• [WHAT IS REQUIRED]: Give nothing except the number of lines containing the word "mental".

• [DATA EXCERPTS]:
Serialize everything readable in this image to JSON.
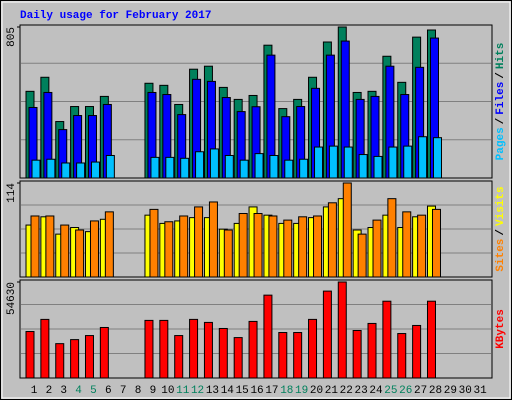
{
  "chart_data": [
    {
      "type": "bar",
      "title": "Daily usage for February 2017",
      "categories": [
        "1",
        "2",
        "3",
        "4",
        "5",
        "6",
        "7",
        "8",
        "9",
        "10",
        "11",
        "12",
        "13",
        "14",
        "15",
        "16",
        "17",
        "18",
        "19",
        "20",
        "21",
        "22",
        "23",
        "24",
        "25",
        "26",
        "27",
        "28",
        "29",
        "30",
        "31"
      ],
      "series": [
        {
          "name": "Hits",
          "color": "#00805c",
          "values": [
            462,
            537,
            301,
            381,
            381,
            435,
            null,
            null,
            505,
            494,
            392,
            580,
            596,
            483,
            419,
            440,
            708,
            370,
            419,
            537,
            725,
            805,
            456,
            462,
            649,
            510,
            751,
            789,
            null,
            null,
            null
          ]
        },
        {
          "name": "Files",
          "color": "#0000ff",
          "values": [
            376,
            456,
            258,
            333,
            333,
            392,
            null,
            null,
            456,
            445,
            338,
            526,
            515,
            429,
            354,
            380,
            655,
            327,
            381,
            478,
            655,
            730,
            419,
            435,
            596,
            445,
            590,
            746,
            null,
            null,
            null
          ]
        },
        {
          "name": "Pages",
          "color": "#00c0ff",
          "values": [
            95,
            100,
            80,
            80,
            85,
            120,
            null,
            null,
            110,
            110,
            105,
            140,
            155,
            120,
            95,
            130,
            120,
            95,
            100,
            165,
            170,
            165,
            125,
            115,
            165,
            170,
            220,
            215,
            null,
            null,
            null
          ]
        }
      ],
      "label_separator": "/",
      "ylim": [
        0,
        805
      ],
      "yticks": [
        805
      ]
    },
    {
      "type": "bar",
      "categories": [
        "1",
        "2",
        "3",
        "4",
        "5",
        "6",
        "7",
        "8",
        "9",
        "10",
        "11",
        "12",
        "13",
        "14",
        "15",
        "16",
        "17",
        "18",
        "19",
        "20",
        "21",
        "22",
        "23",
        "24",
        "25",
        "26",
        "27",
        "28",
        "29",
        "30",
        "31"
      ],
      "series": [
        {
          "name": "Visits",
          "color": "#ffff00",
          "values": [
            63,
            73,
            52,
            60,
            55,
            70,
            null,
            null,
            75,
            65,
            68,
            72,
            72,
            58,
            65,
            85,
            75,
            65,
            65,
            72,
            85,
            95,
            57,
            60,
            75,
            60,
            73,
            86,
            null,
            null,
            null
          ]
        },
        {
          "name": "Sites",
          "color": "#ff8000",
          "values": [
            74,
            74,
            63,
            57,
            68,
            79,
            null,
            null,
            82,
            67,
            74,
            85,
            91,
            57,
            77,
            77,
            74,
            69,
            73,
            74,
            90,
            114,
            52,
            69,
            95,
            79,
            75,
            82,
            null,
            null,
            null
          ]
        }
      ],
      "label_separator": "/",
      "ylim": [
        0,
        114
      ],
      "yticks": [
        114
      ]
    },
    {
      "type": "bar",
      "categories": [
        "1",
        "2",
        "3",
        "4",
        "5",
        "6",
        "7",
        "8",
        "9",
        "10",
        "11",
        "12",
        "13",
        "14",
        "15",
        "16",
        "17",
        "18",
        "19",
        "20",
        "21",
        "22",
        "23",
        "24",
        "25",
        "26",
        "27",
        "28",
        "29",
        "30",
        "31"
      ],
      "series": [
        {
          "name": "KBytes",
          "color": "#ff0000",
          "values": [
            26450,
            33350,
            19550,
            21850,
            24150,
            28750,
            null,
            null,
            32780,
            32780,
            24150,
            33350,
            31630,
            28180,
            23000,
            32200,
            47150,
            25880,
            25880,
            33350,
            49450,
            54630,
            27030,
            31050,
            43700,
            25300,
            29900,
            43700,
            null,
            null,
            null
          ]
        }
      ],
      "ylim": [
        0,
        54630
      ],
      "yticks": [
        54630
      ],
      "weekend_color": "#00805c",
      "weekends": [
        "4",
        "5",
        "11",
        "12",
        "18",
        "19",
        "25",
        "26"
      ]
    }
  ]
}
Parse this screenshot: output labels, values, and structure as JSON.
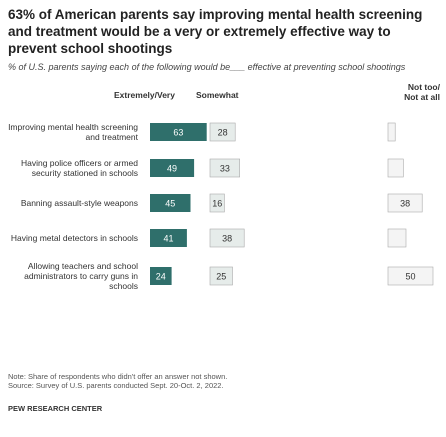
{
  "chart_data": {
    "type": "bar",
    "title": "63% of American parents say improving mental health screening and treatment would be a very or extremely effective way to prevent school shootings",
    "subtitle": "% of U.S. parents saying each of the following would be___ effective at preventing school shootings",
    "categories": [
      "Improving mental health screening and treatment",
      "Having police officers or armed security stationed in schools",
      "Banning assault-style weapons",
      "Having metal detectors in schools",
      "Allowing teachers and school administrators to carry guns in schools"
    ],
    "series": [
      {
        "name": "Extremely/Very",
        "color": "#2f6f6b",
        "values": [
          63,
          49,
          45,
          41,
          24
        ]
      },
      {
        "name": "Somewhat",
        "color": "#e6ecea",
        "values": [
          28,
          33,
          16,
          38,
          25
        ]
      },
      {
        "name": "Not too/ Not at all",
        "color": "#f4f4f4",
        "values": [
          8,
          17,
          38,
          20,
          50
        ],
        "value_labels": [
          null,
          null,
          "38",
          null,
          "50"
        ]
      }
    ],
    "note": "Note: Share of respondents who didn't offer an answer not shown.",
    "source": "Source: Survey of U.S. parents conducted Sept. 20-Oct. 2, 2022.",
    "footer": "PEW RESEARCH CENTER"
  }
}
==
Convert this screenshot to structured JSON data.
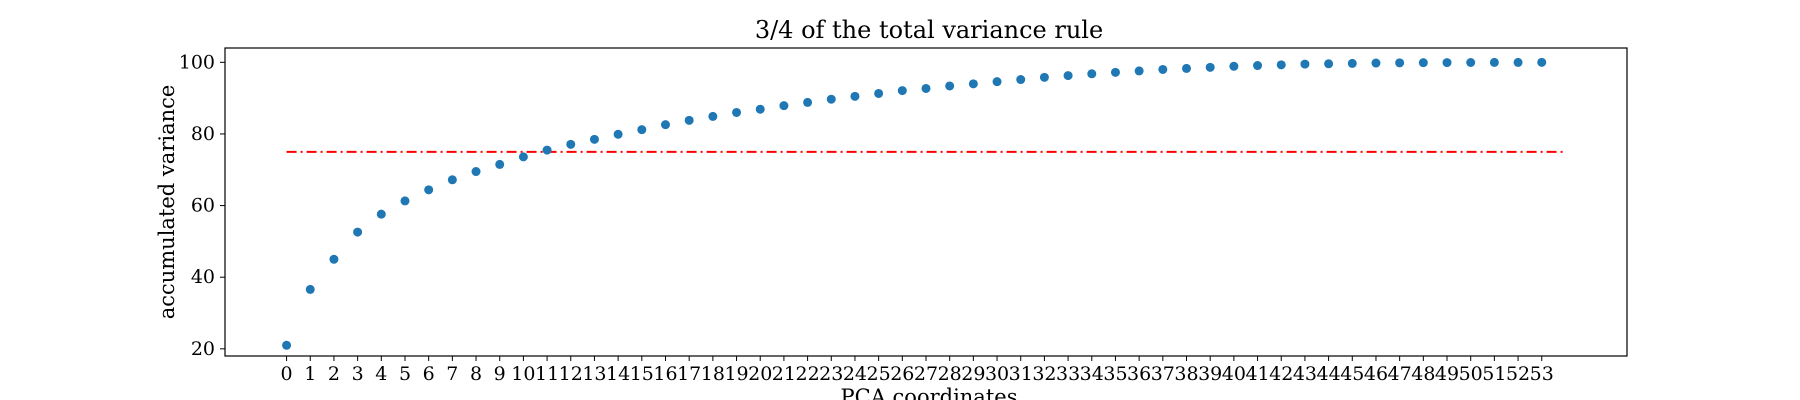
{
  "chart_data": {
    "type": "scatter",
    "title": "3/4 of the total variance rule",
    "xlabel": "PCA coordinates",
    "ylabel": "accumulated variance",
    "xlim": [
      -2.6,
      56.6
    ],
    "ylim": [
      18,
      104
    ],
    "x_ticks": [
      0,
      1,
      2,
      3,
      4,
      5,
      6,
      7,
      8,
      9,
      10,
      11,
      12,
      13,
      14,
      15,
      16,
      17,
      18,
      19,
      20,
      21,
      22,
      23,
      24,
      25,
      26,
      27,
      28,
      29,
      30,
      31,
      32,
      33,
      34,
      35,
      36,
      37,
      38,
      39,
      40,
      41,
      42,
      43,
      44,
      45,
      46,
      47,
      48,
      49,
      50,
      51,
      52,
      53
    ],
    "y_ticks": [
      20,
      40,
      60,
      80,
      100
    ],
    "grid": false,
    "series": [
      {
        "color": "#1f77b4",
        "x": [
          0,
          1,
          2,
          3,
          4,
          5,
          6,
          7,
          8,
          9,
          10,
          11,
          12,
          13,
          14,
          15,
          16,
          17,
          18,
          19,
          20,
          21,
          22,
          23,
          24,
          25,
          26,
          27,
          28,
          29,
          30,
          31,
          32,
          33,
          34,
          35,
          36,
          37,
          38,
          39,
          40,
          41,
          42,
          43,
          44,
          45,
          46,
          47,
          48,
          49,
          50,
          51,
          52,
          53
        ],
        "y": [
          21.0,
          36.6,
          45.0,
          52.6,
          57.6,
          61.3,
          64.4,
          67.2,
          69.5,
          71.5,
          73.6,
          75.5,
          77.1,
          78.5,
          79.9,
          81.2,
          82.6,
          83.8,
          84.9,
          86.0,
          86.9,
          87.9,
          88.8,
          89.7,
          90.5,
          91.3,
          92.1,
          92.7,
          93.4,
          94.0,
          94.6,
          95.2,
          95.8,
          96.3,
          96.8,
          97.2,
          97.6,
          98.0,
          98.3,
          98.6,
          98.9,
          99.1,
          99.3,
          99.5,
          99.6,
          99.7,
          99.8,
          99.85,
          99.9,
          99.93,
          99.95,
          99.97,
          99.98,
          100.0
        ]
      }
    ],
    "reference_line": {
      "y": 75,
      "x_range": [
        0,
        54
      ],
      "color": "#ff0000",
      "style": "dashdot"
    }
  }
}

• [FINAL RESULT]: 2